This article comes directly from content in the video series Introduction to PsychologyWatch it now, on Wondrium.

The Cross-race Bias

Another factor that leads to eyewitness errors is the cross-race identification bias, meaning people’s relative difficulty in identifying a person who is not of their race.

In a 1988 study that was one of the first demonstrations of this bias, convenience-store clerks in Texas were asked to identify one of three customers who had stopped by earlier in the day and made a purchase. One customer was white, one was black, and one was Latino. Clerks were most accurate at identifying people of their own racial or ethnic group.

People who are in the majority population group are more likely to misidentify people than those in minority population groups, presumably at least in part because minority group members have greater exposure to the faces of majority group members than the reverse. In cases of convictions made based on false identifications that were overturned following DNA evidence, 42% involved cross-race errors, typically with a white person misidentifying a black person.

A Real Case of Misidentification

In some cases, this misidentification can occur even when the eyewitnesses are themselves the victim and have relatively extensive contact with the person who committed the crime. In 1984, a woman named Jennifer Thompson was raped in her home in North Carolina. She immediately reported the assault to the police and worked with a sketch artist to create a picture of his face. 

The police then showed her a series of mug shots of men with similar features. She picked out one of these photos as showing the man who assaulted her, a man named Ronald Cotton, whose photo was in the book of mug shots due to a robbery he had committed several years before. But she wasn’t immediately sure it was him; she hesitated for several minutes, and then said, “I think this is the guy. This looks the most like him.” Jennifer Thompson was white; Ronald Cotton was Black. 

A white woman and a black man sitting on chairs on stage.
Getting under the cross-race identification bias effect, Jennifer Thompson confessed that Ronald Cotton was her rapist. (Image: PopTech/Public domain)

- **SUPPLIED ENTRIES**:
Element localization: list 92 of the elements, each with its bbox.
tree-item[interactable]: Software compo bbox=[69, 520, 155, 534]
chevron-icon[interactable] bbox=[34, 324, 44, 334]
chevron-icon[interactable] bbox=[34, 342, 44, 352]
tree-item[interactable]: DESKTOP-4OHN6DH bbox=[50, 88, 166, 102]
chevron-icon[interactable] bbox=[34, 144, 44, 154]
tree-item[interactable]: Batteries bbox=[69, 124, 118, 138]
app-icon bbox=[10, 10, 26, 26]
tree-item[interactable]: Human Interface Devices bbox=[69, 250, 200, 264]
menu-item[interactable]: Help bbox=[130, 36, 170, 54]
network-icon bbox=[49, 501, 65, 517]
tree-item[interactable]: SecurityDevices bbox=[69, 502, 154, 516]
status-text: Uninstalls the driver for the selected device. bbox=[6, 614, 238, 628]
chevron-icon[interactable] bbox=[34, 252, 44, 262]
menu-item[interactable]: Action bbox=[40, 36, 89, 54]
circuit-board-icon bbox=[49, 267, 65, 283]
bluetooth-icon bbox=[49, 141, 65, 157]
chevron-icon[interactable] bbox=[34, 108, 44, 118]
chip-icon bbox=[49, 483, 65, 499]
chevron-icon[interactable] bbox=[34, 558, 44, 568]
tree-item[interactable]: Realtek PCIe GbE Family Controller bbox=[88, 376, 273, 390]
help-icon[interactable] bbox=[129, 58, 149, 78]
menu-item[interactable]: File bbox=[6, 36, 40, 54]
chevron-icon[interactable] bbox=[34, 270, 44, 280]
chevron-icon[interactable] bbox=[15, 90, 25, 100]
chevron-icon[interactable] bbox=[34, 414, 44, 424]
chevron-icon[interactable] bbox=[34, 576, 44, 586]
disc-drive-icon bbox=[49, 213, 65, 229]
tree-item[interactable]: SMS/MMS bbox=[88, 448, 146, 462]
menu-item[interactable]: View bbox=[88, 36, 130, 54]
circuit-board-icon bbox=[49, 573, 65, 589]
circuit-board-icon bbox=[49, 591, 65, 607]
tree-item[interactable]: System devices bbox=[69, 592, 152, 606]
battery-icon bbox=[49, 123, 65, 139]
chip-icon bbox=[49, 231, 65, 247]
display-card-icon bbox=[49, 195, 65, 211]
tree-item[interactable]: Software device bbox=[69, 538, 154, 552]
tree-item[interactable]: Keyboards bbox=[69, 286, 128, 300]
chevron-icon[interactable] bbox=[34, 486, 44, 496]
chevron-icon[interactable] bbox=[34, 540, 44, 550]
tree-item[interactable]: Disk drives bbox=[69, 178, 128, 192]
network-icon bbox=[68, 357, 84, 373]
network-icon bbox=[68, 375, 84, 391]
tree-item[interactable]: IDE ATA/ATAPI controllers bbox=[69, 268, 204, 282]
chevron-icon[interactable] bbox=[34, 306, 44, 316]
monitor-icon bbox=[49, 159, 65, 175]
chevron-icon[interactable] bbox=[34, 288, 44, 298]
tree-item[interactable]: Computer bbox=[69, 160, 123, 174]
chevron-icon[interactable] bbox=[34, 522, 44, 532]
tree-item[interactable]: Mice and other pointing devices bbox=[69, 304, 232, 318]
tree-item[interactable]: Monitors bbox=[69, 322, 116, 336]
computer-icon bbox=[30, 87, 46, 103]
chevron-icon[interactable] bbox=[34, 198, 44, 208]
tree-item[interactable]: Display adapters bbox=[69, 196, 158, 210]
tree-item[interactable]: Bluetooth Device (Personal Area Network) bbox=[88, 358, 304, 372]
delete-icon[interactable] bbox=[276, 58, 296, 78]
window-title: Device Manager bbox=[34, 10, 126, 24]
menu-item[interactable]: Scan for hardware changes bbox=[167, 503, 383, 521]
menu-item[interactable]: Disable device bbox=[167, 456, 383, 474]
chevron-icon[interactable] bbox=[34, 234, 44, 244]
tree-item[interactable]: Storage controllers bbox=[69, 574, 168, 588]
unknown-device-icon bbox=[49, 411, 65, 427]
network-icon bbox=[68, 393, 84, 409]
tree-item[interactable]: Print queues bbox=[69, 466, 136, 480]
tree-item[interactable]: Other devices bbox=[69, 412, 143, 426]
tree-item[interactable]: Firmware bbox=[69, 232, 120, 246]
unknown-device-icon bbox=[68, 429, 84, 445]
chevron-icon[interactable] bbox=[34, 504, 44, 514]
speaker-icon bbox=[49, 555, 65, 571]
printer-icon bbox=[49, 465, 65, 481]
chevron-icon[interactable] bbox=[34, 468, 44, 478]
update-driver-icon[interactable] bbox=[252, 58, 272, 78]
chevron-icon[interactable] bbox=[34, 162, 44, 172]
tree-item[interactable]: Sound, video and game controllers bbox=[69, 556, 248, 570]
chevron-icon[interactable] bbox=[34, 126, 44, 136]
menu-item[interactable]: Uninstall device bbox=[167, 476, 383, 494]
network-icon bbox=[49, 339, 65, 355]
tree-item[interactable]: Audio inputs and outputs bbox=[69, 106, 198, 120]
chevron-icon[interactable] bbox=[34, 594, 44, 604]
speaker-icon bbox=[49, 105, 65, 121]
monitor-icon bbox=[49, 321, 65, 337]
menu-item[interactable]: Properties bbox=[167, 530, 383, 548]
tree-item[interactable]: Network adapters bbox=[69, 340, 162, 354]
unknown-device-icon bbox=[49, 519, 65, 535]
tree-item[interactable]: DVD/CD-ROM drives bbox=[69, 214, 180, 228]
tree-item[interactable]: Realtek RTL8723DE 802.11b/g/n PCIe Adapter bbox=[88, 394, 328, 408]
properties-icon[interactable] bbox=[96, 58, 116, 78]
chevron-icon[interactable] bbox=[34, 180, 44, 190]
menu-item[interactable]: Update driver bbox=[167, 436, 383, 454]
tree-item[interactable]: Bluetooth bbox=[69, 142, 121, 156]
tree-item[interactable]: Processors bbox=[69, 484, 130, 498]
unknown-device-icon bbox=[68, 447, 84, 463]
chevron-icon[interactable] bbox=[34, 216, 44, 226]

- **PROBLEM TO SOLVE**:
Could you carry the article on eyewitness misidentification further, starting after its final line? None of the material is needed for this.

- **SOLVED EXERCISE**:
Over time, Jennifer’s confidence in her identification grew. By the time of the trial a year later, she confidently pointed to Ronald Cotton as the man who had raped her. He was sentenced to life in prison based on her testimony. Ten years later, DNA technology revealed a match between samples taken from Jennifer’s body and a different man, who also confessed to the assault. Cotton was set free.

What explains the difficulty in identifying people from a different racial group? One explanation is that people generally spend more time with members of their own race, and that leads them to be more attuned to the distinct characteristics of people who are similar to themselves. Conversely, we may tend to see out-group members as “all the same.”

So, one problem with eyewitness identification occurs at the level of what we encode. But even if encoding goes well, and we do pay close attention to the details of the crime when it initially occurs, memories can change while they are in storage, impairing the accuracy of eyewitnesses.

Common Questions about Why Eyewitnesses Can Be Wrong

Q: What is an eyewitness?

An eyewitness is a person with first-hand information about a specific crime. An eyewitness can be a bystander or, in some cases, the victim of the crime itself.

Q: How often do eyewitnesses identify the wrong person?

According to one survey published in 1989, around 77,000 people each year in the United States had been charged with committing a crime based only on eyewitnesses misidentifications. Fortunately, as DNA evidence became widely used, the prevalence of these errors became widely known.

Q: Why is encoding a memory important for witnesses?

The initial perception of an event is called encoding a memory in which a person needs to be in a special condition to form a perception. Many of the witnesses’ reports can be wrong because the crimes often happen quickly or at night, and the witnesses don’t get much time to encode what is happening and to form accurate perceptions.